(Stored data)

== == ==

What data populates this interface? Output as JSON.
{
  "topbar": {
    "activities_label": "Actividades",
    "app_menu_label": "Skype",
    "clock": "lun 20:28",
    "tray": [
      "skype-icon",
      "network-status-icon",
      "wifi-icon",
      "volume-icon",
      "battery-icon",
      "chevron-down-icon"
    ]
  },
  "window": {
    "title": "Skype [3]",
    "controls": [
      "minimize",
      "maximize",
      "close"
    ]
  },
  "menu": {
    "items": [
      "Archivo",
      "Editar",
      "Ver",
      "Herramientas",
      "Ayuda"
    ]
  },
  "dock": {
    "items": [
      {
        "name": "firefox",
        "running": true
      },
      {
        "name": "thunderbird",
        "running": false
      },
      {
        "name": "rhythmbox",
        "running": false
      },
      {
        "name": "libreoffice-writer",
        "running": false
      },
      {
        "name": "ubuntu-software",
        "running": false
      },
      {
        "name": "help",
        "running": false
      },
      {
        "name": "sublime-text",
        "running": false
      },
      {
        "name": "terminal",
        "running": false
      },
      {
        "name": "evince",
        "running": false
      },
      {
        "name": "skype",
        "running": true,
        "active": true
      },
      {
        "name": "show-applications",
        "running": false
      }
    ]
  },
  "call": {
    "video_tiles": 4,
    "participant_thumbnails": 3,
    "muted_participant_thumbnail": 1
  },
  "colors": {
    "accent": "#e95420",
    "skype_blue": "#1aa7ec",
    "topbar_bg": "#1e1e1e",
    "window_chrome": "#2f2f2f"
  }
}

== == ==

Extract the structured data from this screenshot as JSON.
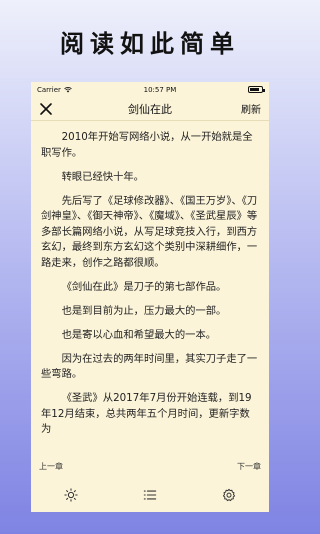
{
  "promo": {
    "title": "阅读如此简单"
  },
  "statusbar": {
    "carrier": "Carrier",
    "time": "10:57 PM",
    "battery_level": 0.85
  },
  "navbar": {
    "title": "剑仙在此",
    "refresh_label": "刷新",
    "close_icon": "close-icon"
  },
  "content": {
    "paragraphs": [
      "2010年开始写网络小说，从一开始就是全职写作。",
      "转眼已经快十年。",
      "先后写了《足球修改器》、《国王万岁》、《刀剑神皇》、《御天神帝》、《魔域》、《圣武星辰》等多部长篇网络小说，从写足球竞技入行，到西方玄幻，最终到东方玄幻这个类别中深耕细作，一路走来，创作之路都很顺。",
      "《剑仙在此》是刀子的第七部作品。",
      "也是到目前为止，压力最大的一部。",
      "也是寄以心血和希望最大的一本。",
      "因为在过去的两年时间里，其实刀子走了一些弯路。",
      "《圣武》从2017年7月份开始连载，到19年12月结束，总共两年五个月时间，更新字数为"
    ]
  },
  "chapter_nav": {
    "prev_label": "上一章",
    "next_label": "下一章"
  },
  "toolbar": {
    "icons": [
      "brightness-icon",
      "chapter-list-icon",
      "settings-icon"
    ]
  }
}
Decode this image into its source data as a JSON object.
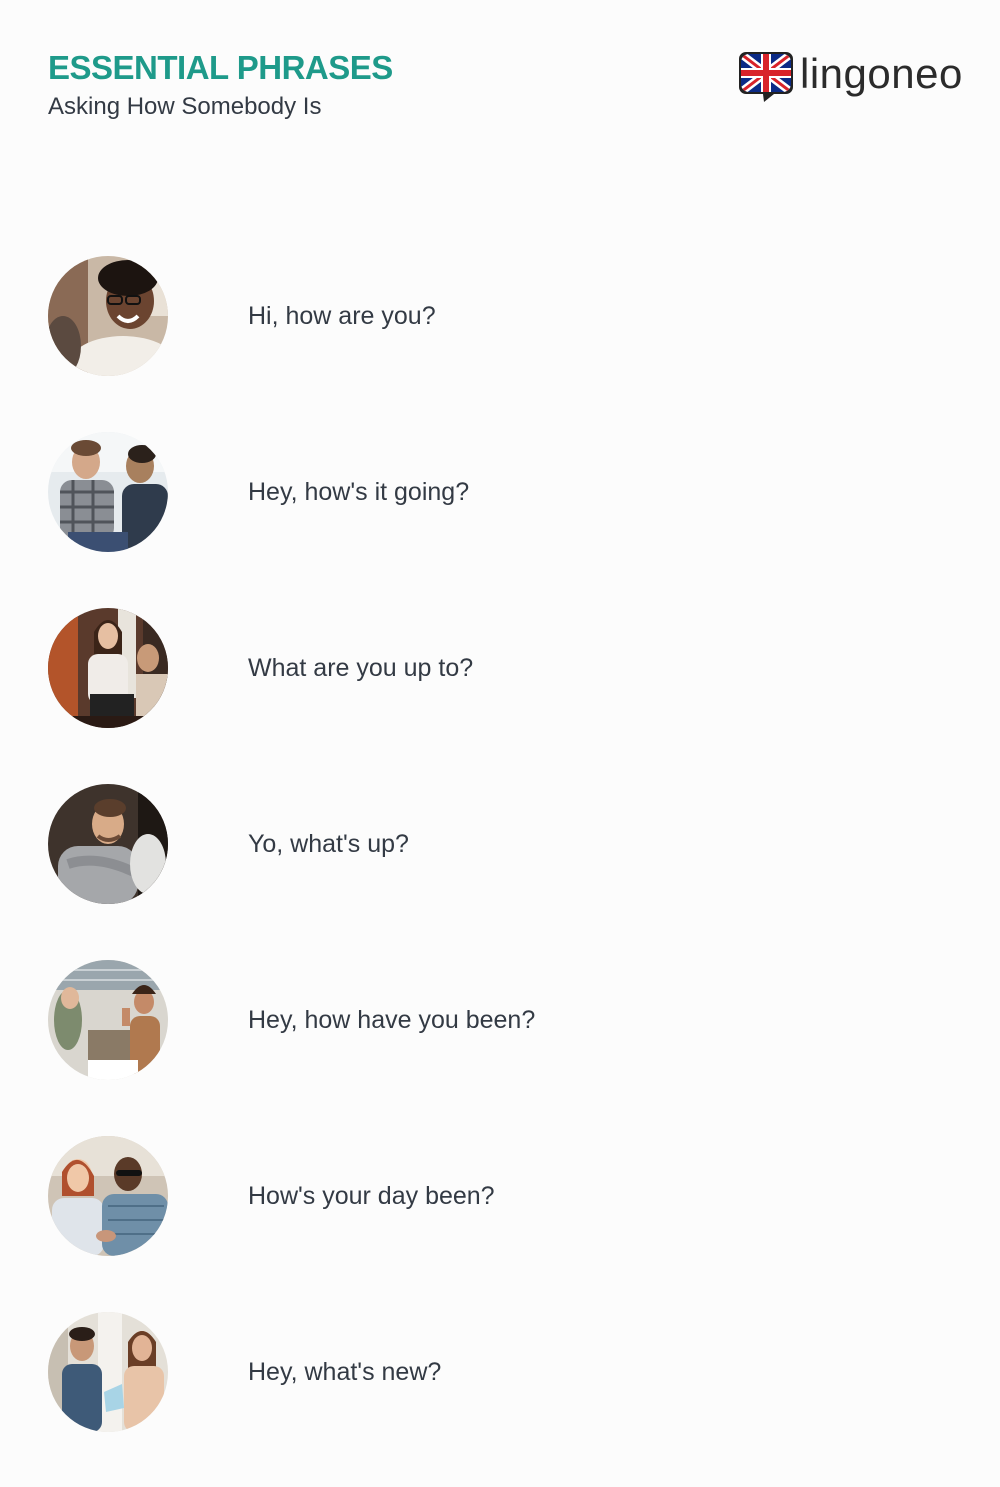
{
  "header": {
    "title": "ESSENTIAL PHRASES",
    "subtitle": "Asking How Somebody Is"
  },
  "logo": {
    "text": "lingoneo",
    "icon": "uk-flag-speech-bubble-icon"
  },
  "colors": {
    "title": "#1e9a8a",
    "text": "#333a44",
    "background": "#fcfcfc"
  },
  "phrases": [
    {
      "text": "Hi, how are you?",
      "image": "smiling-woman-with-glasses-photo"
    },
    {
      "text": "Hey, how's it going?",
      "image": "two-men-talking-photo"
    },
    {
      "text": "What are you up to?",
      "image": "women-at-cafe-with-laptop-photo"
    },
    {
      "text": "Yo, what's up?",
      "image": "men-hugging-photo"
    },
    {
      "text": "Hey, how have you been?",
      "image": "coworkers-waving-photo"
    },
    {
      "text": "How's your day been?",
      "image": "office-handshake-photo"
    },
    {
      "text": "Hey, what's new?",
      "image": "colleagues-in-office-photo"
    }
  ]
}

== == ==

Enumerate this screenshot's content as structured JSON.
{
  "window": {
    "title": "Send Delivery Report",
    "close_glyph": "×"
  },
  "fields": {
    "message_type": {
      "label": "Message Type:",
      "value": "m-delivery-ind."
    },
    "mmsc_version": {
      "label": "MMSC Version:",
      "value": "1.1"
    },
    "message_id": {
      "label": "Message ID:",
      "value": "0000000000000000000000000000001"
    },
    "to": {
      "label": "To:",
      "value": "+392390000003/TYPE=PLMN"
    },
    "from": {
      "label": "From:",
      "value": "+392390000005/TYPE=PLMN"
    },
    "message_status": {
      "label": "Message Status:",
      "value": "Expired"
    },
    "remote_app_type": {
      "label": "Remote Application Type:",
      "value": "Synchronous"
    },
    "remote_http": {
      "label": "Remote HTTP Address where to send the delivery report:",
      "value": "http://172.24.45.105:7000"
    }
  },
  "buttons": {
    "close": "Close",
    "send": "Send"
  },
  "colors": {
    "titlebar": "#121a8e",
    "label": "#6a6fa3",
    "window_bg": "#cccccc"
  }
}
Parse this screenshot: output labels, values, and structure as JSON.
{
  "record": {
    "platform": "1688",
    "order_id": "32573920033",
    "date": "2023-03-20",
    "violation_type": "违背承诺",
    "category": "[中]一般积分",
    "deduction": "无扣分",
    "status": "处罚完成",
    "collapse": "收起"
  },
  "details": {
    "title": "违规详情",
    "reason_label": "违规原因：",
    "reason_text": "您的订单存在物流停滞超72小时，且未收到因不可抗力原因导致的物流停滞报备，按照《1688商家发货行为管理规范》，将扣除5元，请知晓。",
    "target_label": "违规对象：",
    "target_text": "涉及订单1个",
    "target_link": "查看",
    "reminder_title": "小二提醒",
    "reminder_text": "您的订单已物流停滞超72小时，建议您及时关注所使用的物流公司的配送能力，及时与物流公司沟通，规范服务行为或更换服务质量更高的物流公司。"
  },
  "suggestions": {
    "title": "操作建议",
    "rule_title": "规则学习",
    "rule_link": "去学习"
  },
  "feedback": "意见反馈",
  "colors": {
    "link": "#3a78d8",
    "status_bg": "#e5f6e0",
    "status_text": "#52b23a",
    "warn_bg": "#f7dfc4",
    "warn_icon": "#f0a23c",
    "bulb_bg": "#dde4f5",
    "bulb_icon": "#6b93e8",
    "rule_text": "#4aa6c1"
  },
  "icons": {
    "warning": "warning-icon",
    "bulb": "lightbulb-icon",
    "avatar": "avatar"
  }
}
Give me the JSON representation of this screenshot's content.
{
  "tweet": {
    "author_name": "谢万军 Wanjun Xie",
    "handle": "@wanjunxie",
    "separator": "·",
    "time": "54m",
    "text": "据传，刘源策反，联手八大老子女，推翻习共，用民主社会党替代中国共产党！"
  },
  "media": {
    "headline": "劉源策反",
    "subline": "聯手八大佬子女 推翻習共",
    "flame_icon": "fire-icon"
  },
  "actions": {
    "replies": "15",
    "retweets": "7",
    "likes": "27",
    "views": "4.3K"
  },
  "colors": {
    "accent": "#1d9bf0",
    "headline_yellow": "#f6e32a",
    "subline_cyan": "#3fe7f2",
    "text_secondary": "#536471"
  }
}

== == ==

▶ GIVEN INSTRUCTION
Where a line in the entries holds "photo", copy that line.

▶ WORKED SOLUTION
      "image": "smiling-woman-with-glasses-photo"
      "image": "two-men-talking-photo"
      "image": "women-at-cafe-with-laptop-photo"
      "image": "men-hugging-photo"
      "image": "coworkers-waving-photo"
      "image": "office-handshake-photo"
      "image": "colleagues-in-office-photo"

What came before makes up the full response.